**Description of the task:** Arrange every line of the entries below as a Markdown table with the columns Row and Line. Number the rows, skip blank lines, and leave the pictures out.

**Information provided:**
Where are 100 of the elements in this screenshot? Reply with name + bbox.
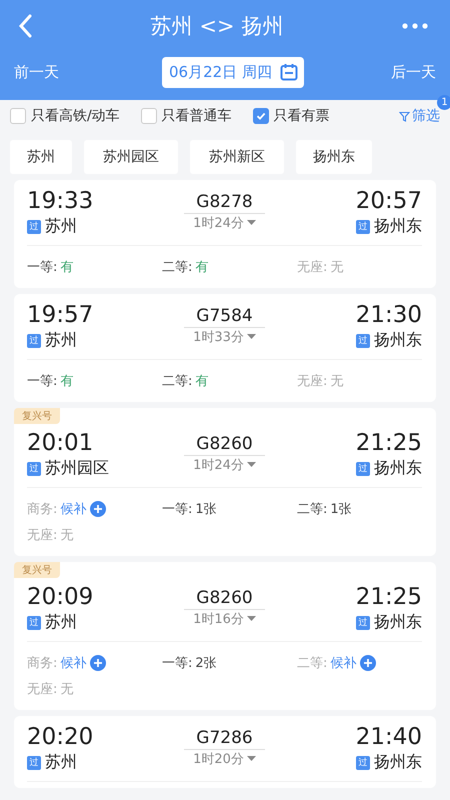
add-icon[interactable] xyxy=(90,501,106,517)
seat-availability: 无 xyxy=(60,527,74,544)
seat-availability: 有 xyxy=(195,373,208,390)
arrival-time: 21:40 xyxy=(356,724,422,750)
station-chip[interactable]: 苏州新区 xyxy=(190,140,284,174)
train-number: G8278 xyxy=(184,192,265,214)
departure-time: 19:57 xyxy=(27,302,94,328)
seat-availability: 无 xyxy=(330,259,344,276)
station-tag: 过 xyxy=(27,616,41,630)
departure-station: 苏州 xyxy=(45,330,77,351)
station-chip[interactable]: 苏州园区 xyxy=(84,140,178,174)
checkbox[interactable] xyxy=(10,108,26,124)
train-number: G7286 xyxy=(184,728,265,750)
caret-icon xyxy=(246,756,256,762)
seat-label: 商务: xyxy=(27,501,58,518)
seat-label: 无座: xyxy=(27,681,58,698)
caret-icon xyxy=(246,220,256,226)
seat-label: 一等: xyxy=(27,259,58,276)
seat-label: 二等: xyxy=(162,373,192,390)
departure-station: 苏州 xyxy=(45,612,77,633)
arrival-time: 21:30 xyxy=(356,302,422,328)
train-card[interactable]: 复兴号 20:01 过 苏州园区 G8260 1时24分 21:25 过 扬州东 商务: 候补 一等: 1张 二等: 1张 无座: 无 xyxy=(14,408,436,556)
seat-availability: 1张 xyxy=(330,501,352,518)
train-card[interactable]: 复兴号 20:09 过 苏州 G8260 1时16分 21:25 过 扬州东 商务: 候补 一等: 2张 二等: 候补 无座: 无 xyxy=(14,562,436,710)
duration-toggle[interactable]: 1时16分 xyxy=(193,610,256,628)
seat-availability: 有 xyxy=(60,373,74,390)
seat-label: 一等: xyxy=(162,501,192,518)
station-tag: 过 xyxy=(356,462,370,476)
checkmark-icon xyxy=(254,110,267,122)
add-icon[interactable] xyxy=(90,655,106,671)
caret-icon xyxy=(246,462,256,468)
train-card[interactable]: 19:57 过 苏州 G7584 1时33分 21:30 过 扬州东 一等: 有 二等: 有 无座: 无 xyxy=(14,294,436,402)
seat-availability: 1张 xyxy=(195,501,217,518)
station-tag: 过 xyxy=(27,462,41,476)
date-picker[interactable]: 06月22日 周四 xyxy=(162,56,304,88)
filter-label[interactable]: 只看普通车 xyxy=(162,107,232,125)
checkbox[interactable] xyxy=(252,108,269,124)
duration-toggle[interactable]: 1时33分 xyxy=(193,328,256,346)
duration-toggle[interactable]: 1时20分 xyxy=(193,750,256,768)
departure-time: 20:20 xyxy=(27,724,94,750)
seat-label: 一等: xyxy=(162,655,192,672)
seat-availability: 候补 xyxy=(60,655,86,672)
back-icon[interactable] xyxy=(18,14,32,38)
arrival-station: 扬州东 xyxy=(374,330,422,351)
train-card[interactable]: 20:20 过 苏州 G7286 1时20分 21:40 过 扬州东 xyxy=(14,716,436,788)
seat-availability: 无 xyxy=(330,373,344,390)
arrival-station: 扬州东 xyxy=(374,752,422,773)
seat-availability: 无 xyxy=(60,681,74,698)
seat-label: 无座: xyxy=(297,373,328,390)
seat-label: 无座: xyxy=(297,259,328,276)
train-card[interactable]: 19:33 过 苏州 G8278 1时24分 20:57 过 扬州东 一等: 有 二等: 有 无座: 无 xyxy=(14,180,436,288)
arrival-station: 扬州东 xyxy=(374,612,422,633)
departure-time: 20:09 xyxy=(27,584,94,610)
count-badge: 1 xyxy=(437,95,450,110)
departure-station: 苏州园区 xyxy=(45,458,109,479)
page-title: 苏州 <> 扬州 xyxy=(150,13,284,40)
seat-availability: 候补 xyxy=(60,501,86,518)
arrival-time: 20:57 xyxy=(356,188,422,214)
caret-icon xyxy=(246,334,256,340)
station-tag: 过 xyxy=(356,616,370,630)
add-icon[interactable] xyxy=(360,655,376,671)
train-type-tag: 复兴号 xyxy=(14,562,60,578)
seat-label: 二等: xyxy=(297,655,328,672)
departure-time: 19:33 xyxy=(27,188,94,214)
seat-label: 一等: xyxy=(27,373,58,390)
filter-label[interactable]: 只看高铁/动车 xyxy=(31,107,120,125)
duration-toggle[interactable]: 1时24分 xyxy=(193,456,256,474)
calendar-icon xyxy=(280,63,298,81)
departure-time: 20:01 xyxy=(27,430,94,456)
arrival-station: 扬州东 xyxy=(374,458,422,479)
station-chip[interactable]: 扬州东 xyxy=(296,140,372,174)
seat-label: 二等: xyxy=(297,501,328,518)
more-icon[interactable] xyxy=(402,23,428,29)
station-tag: 过 xyxy=(356,334,370,348)
filter-label[interactable]: 只看有票 xyxy=(274,107,330,125)
train-number: G7584 xyxy=(184,306,265,328)
departure-station: 苏州 xyxy=(45,752,77,773)
station-tag: 过 xyxy=(27,334,41,348)
train-type-tag: 复兴号 xyxy=(14,408,60,424)
station-tag: 过 xyxy=(27,756,41,770)
seat-availability: 2张 xyxy=(195,655,217,672)
checkbox[interactable] xyxy=(140,108,157,124)
arrival-time: 21:25 xyxy=(356,430,422,456)
seat-label: 二等: xyxy=(162,259,192,276)
duration-toggle[interactable]: 1时24分 xyxy=(193,214,256,232)
arrival-time: 21:25 xyxy=(356,584,422,610)
seat-label: 无座: xyxy=(27,527,58,544)
station-tag: 过 xyxy=(27,220,41,234)
caret-icon xyxy=(246,616,256,622)
arrival-station: 扬州东 xyxy=(374,216,422,237)
train-number: G8260 xyxy=(184,434,265,456)
seat-availability: 有 xyxy=(60,259,74,276)
seat-availability: 候补 xyxy=(330,655,356,672)
seat-availability: 有 xyxy=(195,259,208,276)
funnel-icon xyxy=(399,110,410,122)
station-chip[interactable]: 苏州 xyxy=(10,140,72,174)
station-tag: 过 xyxy=(356,756,370,770)
station-tag: 过 xyxy=(356,220,370,234)
departure-station: 苏州 xyxy=(45,216,77,237)
train-number: G8260 xyxy=(184,588,265,610)
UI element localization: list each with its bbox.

**Finished answer:**
| Row | Line |
|---|---|
| 1 | Where are 100 of the elements in this screenshot? Reply with name + bbox. |
| 2 | add-icon[interactable] xyxy=(90,501,106,517) |
| 3 | seat-availability: 无 xyxy=(60,527,74,544) |
| 4 | seat-availability: 有 xyxy=(195,373,208,390) |
| 5 | arrival-time: 21:40 xyxy=(356,724,422,750) |
| 6 | station-chip[interactable]: 苏州新区 xyxy=(190,140,284,174) |
| 7 | train-number: G8278 xyxy=(184,192,265,214) |
| 8 | departure-time: 19:57 xyxy=(27,302,94,328) |
| 9 | seat-availability: 无 xyxy=(330,259,344,276) |
| 10 | station-tag: 过 xyxy=(27,616,41,630) |
| 11 | departure-station: 苏州 xyxy=(45,330,77,351) |
| 12 | station-chip[interactable]: 苏州园区 xyxy=(84,140,178,174) |
| 13 | checkbox[interactable] xyxy=(10,108,26,124) |
| 14 | train-number: G7286 xyxy=(184,728,265,750) |
| 15 | caret-icon xyxy=(246,756,256,762) |
| 16 | seat-label: 商务: xyxy=(27,501,58,518) |
| 17 | seat-label: 无座: xyxy=(27,681,58,698) |
| 18 | caret-icon xyxy=(246,220,256,226) |
| 19 | seat-label: 一等: xyxy=(27,259,58,276) |
| 20 | seat-label: 二等: xyxy=(162,373,192,390) |
| 21 | departure-station: 苏州 xyxy=(45,612,77,633) |
| 22 | arrival-time: 21:30 xyxy=(356,302,422,328) |
| 23 | train-card[interactable]: 复兴号 20:01 过 苏州园区 G8260 1时24分 21:25 过 扬州东 商务: 候补 一等: 1张 二等: 1张 无座: 无 xyxy=(14,408,436,556) |
| 24 | seat-availability: 1张 xyxy=(330,501,352,518) |
| 25 | train-card[interactable]: 复兴号 20:09 过 苏州 G8260 1时16分 21:25 过 扬州东 商务: 候补 一等: 2张 二等: 候补 无座: 无 xyxy=(14,562,436,710) |
| 26 | duration-toggle[interactable]: 1时16分 xyxy=(193,610,256,628) |
| 27 | seat-availability: 有 xyxy=(60,373,74,390) |
| 28 | seat-label: 一等: xyxy=(162,501,192,518) |
| 29 | station-tag: 过 xyxy=(356,462,370,476) |
| 30 | checkmark-icon xyxy=(254,110,267,122) |
| 31 | add-icon[interactable] xyxy=(90,655,106,671) |
| 32 | caret-icon xyxy=(246,462,256,468) |
| 33 | train-card[interactable]: 19:57 过 苏州 G7584 1时33分 21:30 过 扬州东 一等: 有 二等: 有 无座: 无 xyxy=(14,294,436,402) |
| 34 | seat-availability: 1张 xyxy=(195,501,217,518) |
| 35 | station-tag: 过 xyxy=(27,462,41,476) |
| 36 | date-picker[interactable]: 06月22日 周四 xyxy=(162,56,304,88) |
| 37 | filter-label[interactable]: 只看普通车 xyxy=(162,107,232,125) |
| 38 | checkbox[interactable] xyxy=(252,108,269,124) |
| 39 | duration-toggle[interactable]: 1时33分 xyxy=(193,328,256,346) |
| 40 | duration-toggle[interactable]: 1时20分 xyxy=(193,750,256,768) |
| 41 | departure-time: 20:20 xyxy=(27,724,94,750) |
| 42 | seat-label: 一等: xyxy=(162,655,192,672) |
| 43 | seat-availability: 候补 xyxy=(60,655,86,672) |
| 44 | back-icon[interactable] xyxy=(18,14,32,38) |
| 45 | arrival-station: 扬州东 xyxy=(374,330,422,351) |
| 46 | train-card[interactable]: 20:20 过 苏州 G7286 1时20分 21:40 过 扬州东 xyxy=(14,716,436,788) |
| 47 | seat-availability: 无 xyxy=(330,373,344,390) |
| 48 | arrival-station: 扬州东 xyxy=(374,752,422,773) |
| 49 | seat-availability: 无 xyxy=(60,681,74,698) |
| 50 | seat-label: 无座: xyxy=(297,373,328,390) |
| 51 | seat-label: 无座: xyxy=(297,259,328,276) |
| 52 | train-card[interactable]: 19:33 过 苏州 G8278 1时24分 20:57 过 扬州东 一等: 有 二等: 有 无座: 无 xyxy=(14,180,436,288) |
| 53 | arrival-station: 扬州东 xyxy=(374,612,422,633) |
| 54 | departure-time: 20:09 xyxy=(27,584,94,610) |
| 55 | count-badge: 1 xyxy=(437,95,450,110) |
| 56 | departure-station: 苏州园区 xyxy=(45,458,109,479) |
| 57 | page-title: 苏州 <> 扬州 xyxy=(150,13,284,40) |
| 58 | seat-availability: 候补 xyxy=(60,501,86,518) |
| 59 | arrival-time: 20:57 xyxy=(356,188,422,214) |
| 60 | caret-icon xyxy=(246,334,256,340) |
| 61 | station-tag: 过 xyxy=(356,616,370,630) |
| 62 | add-icon[interactable] xyxy=(360,655,376,671) |
| 63 | train-type-tag: 复兴号 xyxy=(14,562,60,578) |
| 64 | seat-label: 二等: xyxy=(297,655,328,672) |
| 65 | departure-time: 19:33 xyxy=(27,188,94,214) |
| 66 | seat-label: 一等: xyxy=(27,373,58,390) |
| 67 | filter-label[interactable]: 只看高铁/动车 xyxy=(31,107,120,125) |
| 68 | duration-toggle[interactable]: 1时24分 xyxy=(193,456,256,474) |
| 69 | calendar-icon xyxy=(280,63,298,81) |
| 70 | departure-time: 20:01 xyxy=(27,430,94,456) |
| 71 | arrival-station: 扬州东 xyxy=(374,458,422,479) |
| 72 | station-chip[interactable]: 扬州东 xyxy=(296,140,372,174) |
| 73 | seat-label: 二等: xyxy=(297,501,328,518) |
| 74 | more-icon[interactable] xyxy=(402,23,428,29) |
| 75 | station-tag: 过 xyxy=(356,334,370,348) |
| 76 | filter-label[interactable]: 只看有票 xyxy=(274,107,330,125) |
| 77 | train-number: G7584 xyxy=(184,306,265,328) |
| 78 | departure-station: 苏州 xyxy=(45,752,77,773) |
| 79 | station-tag: 过 xyxy=(27,334,41,348) |
| 80 | train-type-tag: 复兴号 xyxy=(14,408,60,424) |
| 81 | station-tag: 过 xyxy=(27,756,41,770) |
| 82 | seat-availability: 2张 xyxy=(195,655,217,672) |
| 83 | checkbox[interactable] xyxy=(140,108,157,124) |
| 84 | arrival-time: 21:25 xyxy=(356,430,422,456) |
| 85 | seat-label: 二等: xyxy=(162,259,192,276) |
| 86 | duration-toggle[interactable]: 1时24分 xyxy=(193,214,256,232) |
| 87 | arrival-time: 21:25 xyxy=(356,584,422,610) |
| 88 | seat-label: 无座: xyxy=(27,527,58,544) |
| 89 | station-tag: 过 xyxy=(27,220,41,234) |
| 90 | caret-icon xyxy=(246,616,256,622) |
| 91 | arrival-station: 扬州东 xyxy=(374,216,422,237) |
| 92 | train-number: G8260 xyxy=(184,434,265,456) |
| 93 | seat-availability: 有 xyxy=(60,259,74,276) |
| 94 | seat-availability: 候补 xyxy=(330,655,356,672) |
| 95 | seat-availability: 有 xyxy=(195,259,208,276) |
| 96 | funnel-icon xyxy=(399,110,410,122) |
| 97 | station-chip[interactable]: 苏州 xyxy=(10,140,72,174) |
| 98 | station-tag: 过 xyxy=(356,756,370,770) |
| 99 | station-tag: 过 xyxy=(356,220,370,234) |
| 100 | departure-station: 苏州 xyxy=(45,216,77,237) |
| 101 | train-number: G8260 xyxy=(184,588,265,610) |
| 102 | UI element localization: list each with its bbox. |